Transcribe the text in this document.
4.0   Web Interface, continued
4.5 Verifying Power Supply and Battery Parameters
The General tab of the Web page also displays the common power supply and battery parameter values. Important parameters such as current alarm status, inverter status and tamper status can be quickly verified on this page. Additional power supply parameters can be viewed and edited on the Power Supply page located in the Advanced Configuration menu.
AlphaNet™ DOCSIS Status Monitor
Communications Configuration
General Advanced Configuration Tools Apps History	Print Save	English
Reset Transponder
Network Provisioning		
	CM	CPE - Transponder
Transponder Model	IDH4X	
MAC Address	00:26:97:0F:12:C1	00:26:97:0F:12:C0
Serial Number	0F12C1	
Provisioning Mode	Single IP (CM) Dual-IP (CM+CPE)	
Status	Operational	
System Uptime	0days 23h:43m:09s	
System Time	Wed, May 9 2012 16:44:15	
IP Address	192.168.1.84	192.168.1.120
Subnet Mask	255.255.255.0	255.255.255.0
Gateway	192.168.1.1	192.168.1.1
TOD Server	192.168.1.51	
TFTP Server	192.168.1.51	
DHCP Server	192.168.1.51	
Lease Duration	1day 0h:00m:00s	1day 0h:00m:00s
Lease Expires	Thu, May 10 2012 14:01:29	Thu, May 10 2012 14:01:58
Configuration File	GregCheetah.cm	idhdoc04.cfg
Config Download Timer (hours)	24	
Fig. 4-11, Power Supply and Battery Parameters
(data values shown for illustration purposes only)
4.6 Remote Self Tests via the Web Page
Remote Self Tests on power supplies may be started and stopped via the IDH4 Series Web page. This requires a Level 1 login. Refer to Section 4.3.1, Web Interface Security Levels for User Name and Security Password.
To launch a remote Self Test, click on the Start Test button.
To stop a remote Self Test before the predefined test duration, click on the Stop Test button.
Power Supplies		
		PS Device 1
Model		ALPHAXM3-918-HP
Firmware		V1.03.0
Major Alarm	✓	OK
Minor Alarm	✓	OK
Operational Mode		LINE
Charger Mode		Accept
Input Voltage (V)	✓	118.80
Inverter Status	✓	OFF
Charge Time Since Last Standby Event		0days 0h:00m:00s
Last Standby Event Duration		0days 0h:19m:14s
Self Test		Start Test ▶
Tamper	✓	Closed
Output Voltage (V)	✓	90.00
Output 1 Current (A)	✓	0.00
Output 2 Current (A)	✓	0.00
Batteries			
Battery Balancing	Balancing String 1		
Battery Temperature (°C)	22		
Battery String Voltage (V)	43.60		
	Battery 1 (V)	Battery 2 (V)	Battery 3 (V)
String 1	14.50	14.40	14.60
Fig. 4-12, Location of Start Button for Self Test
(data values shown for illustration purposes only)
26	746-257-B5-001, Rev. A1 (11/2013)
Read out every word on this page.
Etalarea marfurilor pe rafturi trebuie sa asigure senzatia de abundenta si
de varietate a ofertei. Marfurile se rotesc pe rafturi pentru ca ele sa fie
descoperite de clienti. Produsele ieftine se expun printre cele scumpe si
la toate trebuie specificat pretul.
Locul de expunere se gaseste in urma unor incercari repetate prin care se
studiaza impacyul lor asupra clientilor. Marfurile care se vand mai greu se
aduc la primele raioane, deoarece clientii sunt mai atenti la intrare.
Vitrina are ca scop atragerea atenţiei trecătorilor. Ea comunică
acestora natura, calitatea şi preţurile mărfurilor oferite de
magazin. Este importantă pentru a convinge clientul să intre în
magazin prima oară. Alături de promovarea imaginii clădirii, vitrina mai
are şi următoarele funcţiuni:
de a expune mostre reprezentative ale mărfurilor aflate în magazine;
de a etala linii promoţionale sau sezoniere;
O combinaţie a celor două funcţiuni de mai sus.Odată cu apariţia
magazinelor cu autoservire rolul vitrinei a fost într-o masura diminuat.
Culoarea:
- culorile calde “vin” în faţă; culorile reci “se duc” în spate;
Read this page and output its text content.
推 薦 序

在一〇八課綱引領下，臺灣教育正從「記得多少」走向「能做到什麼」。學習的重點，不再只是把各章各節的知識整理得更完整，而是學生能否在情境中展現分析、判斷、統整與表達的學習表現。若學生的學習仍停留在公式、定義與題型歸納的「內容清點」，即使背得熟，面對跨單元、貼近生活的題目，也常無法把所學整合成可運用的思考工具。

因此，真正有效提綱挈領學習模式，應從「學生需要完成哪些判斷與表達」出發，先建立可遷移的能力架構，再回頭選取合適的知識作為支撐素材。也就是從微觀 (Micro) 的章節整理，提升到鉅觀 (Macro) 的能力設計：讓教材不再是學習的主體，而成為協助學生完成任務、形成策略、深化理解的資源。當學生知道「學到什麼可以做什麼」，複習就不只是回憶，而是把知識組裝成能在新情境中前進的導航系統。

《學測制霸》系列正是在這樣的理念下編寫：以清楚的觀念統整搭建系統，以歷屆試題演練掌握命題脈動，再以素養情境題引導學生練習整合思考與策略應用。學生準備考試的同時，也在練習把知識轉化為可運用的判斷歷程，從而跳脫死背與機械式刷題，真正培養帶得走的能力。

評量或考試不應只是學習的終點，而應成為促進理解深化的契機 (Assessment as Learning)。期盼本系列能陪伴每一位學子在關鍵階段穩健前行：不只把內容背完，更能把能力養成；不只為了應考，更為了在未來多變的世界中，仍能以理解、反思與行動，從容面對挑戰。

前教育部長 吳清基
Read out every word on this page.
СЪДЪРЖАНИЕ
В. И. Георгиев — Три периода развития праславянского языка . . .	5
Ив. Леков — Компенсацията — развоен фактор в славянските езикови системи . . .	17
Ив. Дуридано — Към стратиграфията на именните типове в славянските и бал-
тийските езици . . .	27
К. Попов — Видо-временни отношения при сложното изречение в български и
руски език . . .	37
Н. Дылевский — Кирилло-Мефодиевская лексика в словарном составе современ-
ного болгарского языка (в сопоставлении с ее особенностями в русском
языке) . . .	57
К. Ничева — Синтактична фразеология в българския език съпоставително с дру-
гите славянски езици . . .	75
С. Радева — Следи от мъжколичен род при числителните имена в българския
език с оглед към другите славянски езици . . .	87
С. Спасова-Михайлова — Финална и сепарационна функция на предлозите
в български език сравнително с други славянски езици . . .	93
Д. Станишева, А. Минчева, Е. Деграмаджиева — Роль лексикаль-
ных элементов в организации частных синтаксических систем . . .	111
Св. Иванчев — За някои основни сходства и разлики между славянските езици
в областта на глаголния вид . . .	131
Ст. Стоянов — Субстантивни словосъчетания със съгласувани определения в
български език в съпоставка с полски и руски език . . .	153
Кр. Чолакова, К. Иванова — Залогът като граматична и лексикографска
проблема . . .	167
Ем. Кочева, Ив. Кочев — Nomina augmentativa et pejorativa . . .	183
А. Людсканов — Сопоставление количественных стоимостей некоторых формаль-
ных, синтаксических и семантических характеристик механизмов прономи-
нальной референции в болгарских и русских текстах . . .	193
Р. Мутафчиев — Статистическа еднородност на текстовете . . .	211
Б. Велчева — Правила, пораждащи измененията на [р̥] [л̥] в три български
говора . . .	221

§ WHAT IS EXPECTED
Look through the entries above for the word "Server". Copy every line where it shows up.

§ TASK ANSWER
TOD Server	192.168.1.51	
TFTP Server	192.168.1.51	
DHCP Server	192.168.1.51	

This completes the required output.